# What the exercise asks:
Transcribe the listing below word for word.

### Dataset ###

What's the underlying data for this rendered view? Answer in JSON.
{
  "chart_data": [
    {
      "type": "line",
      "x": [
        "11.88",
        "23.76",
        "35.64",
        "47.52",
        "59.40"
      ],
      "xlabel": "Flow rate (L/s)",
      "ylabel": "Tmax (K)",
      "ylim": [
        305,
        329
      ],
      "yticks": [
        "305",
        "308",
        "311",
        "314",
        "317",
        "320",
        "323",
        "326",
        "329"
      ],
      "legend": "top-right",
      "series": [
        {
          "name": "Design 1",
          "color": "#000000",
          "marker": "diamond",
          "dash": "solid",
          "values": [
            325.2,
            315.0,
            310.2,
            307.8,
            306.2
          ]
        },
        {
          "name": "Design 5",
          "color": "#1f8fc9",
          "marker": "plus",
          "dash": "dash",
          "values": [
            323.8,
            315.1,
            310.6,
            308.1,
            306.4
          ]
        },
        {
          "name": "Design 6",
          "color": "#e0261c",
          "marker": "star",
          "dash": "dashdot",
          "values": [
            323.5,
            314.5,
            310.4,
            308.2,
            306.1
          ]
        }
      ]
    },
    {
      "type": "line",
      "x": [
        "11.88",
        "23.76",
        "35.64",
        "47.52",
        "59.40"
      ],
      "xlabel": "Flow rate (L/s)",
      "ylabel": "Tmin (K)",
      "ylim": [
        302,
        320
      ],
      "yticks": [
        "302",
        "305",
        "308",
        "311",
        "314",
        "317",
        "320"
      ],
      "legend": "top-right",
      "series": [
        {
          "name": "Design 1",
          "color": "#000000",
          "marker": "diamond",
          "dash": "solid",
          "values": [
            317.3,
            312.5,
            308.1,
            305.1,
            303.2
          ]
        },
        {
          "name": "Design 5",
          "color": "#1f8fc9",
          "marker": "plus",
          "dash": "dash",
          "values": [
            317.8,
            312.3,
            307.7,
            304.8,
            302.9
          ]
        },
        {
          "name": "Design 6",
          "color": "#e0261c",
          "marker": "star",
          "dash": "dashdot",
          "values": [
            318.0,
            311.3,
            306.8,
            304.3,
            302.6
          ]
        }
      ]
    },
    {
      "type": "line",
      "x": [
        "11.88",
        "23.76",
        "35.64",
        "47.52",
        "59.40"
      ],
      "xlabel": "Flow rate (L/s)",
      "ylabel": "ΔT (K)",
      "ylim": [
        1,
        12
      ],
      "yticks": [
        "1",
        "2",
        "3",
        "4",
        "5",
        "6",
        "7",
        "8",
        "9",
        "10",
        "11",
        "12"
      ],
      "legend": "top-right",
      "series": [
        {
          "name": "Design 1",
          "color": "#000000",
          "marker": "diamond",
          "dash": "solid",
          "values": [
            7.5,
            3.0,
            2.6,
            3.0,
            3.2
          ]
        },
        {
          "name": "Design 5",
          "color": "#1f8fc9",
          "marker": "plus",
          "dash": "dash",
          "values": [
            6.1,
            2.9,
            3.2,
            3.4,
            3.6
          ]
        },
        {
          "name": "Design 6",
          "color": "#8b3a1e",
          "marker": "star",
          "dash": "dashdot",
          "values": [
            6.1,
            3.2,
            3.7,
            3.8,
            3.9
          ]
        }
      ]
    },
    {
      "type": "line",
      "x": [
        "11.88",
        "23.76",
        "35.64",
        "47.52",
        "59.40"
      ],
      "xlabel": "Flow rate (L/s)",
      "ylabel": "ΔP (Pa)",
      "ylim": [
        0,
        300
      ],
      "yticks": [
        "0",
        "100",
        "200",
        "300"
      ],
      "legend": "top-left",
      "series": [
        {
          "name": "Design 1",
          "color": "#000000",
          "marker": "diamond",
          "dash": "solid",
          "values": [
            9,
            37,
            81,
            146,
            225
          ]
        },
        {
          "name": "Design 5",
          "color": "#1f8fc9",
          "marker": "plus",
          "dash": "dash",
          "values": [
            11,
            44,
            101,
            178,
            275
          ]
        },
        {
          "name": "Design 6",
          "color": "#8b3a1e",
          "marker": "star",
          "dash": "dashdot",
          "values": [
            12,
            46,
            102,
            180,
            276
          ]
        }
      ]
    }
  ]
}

###

# Result for this task:
What's the underlying data for this rendered view? Answer in JSON.
{
  "chart_data": [
    {
      "type": "line",
      "x": [
        "11.88",
        "23.76",
        "35.64",
        "47.52",
        "59.40"
      ],
      "xlabel": "Flow rate (L/s)",
      "ylabel": "Tmax (K)",
      "ylim": [
        305,
        329
      ],
      "yticks": [
        "305",
        "308",
        "311",
        "314",
        "317",
        "320",
        "323",
        "326",
        "329"
      ],
      "legend": "top-right",
      "series": [
        {
          "name": "Design 1",
          "color": "#000000",
          "marker": "diamond",
          "dash": "solid",
          "values": [
            325.2,
            315.0,
            310.2,
            307.8,
            306.2
          ]
        },
        {
          "name": "Design 5",
          "color": "#1f8fc9",
          "marker": "plus",
          "dash": "dash",
          "values": [
            323.8,
            315.1,
            310.6,
            308.1,
            306.4
          ]
        },
        {
          "name": "Design 6",
          "color": "#e0261c",
          "marker": "star",
          "dash": "dashdot",
          "values": [
            323.5,
            314.5,
            310.4,
            308.2,
            306.1
          ]
        }
      ]
    },
    {
      "type": "line",
      "x": [
        "11.88",
        "23.76",
        "35.64",
        "47.52",
        "59.40"
      ],
      "xlabel": "Flow rate (L/s)",
      "ylabel": "Tmin (K)",
      "ylim": [
        302,
        320
      ],
      "yticks": [
        "302",
        "305",
        "308",
        "311",
        "314",
        "317",
        "320"
      ],
      "legend": "top-right",
      "series": [
        {
          "name": "Design 1",
          "color": "#000000",
          "marker": "diamond",
          "dash": "solid",
          "values": [
            317.3,
            312.5,
            308.1,
            305.1,
            303.2
          ]
        },
        {
          "name": "Design 5",
          "color": "#1f8fc9",
          "marker": "plus",
          "dash": "dash",
          "values": [
            317.8,
            312.3,
            307.7,
            304.8,
            302.9
          ]
        },
        {
          "name": "Design 6",
          "color": "#e0261c",
          "marker": "star",
          "dash": "dashdot",
          "values": [
            318.0,
            311.3,
            306.8,
            304.3,
            302.6
          ]
        }
      ]
    },
    {
      "type": "line",
      "x": [
        "11.88",
        "23.76",
        "35.64",
        "47.52",
        "59.40"
      ],
      "xlabel": "Flow rate (L/s)",
      "ylabel": "ΔT (K)",
      "ylim": [
        1,
        12
      ],
      "yticks": [
        "1",
        "2",
        "3",
        "4",
        "5",
        "6",
        "7",
        "8",
        "9",
        "10",
        "11",
        "12"
      ],
      "legend": "top-right",
      "series": [
        {
          "name": "Design 1",
          "color": "#000000",
          "marker": "diamond",
          "dash": "solid",
          "values": [
            7.5,
            3.0,
            2.6,
            3.0,
            3.2
          ]
        },
        {
          "name": "Design 5",
          "color": "#1f8fc9",
          "marker": "plus",
          "dash": "dash",
          "values": [
            6.1,
            2.9,
            3.2,
            3.4,
            3.6
          ]
        },
        {
          "name": "Design 6",
          "color": "#8b3a1e",
          "marker": "star",
          "dash": "dashdot",
          "values": [
            6.1,
            3.2,
            3.7,
            3.8,
            3.9
          ]
        }
      ]
    },
    {
      "type": "line",
      "x": [
        "11.88",
        "23.76",
        "35.64",
        "47.52",
        "59.40"
      ],
      "xlabel": "Flow rate (L/s)",
      "ylabel": "ΔP (Pa)",
      "ylim": [
        0,
        300
      ],
      "yticks": [
        "0",
        "100",
        "200",
        "300"
      ],
      "legend": "top-left",
      "series": [
        {
          "name": "Design 1",
          "color": "#000000",
          "marker": "diamond",
          "dash": "solid",
          "values": [
            9,
            37,
            81,
            146,
            225
          ]
        },
        {
          "name": "Design 5",
          "color": "#1f8fc9",
          "marker": "plus",
          "dash": "dash",
          "values": [
            11,
            44,
            101,
            178,
            275
          ]
        },
        {
          "name": "Design 6",
          "color": "#8b3a1e",
          "marker": "star",
          "dash": "dashdot",
          "values": [
            12,
            46,
            102,
            180,
            276
          ]
        }
      ]
    }
  ]
}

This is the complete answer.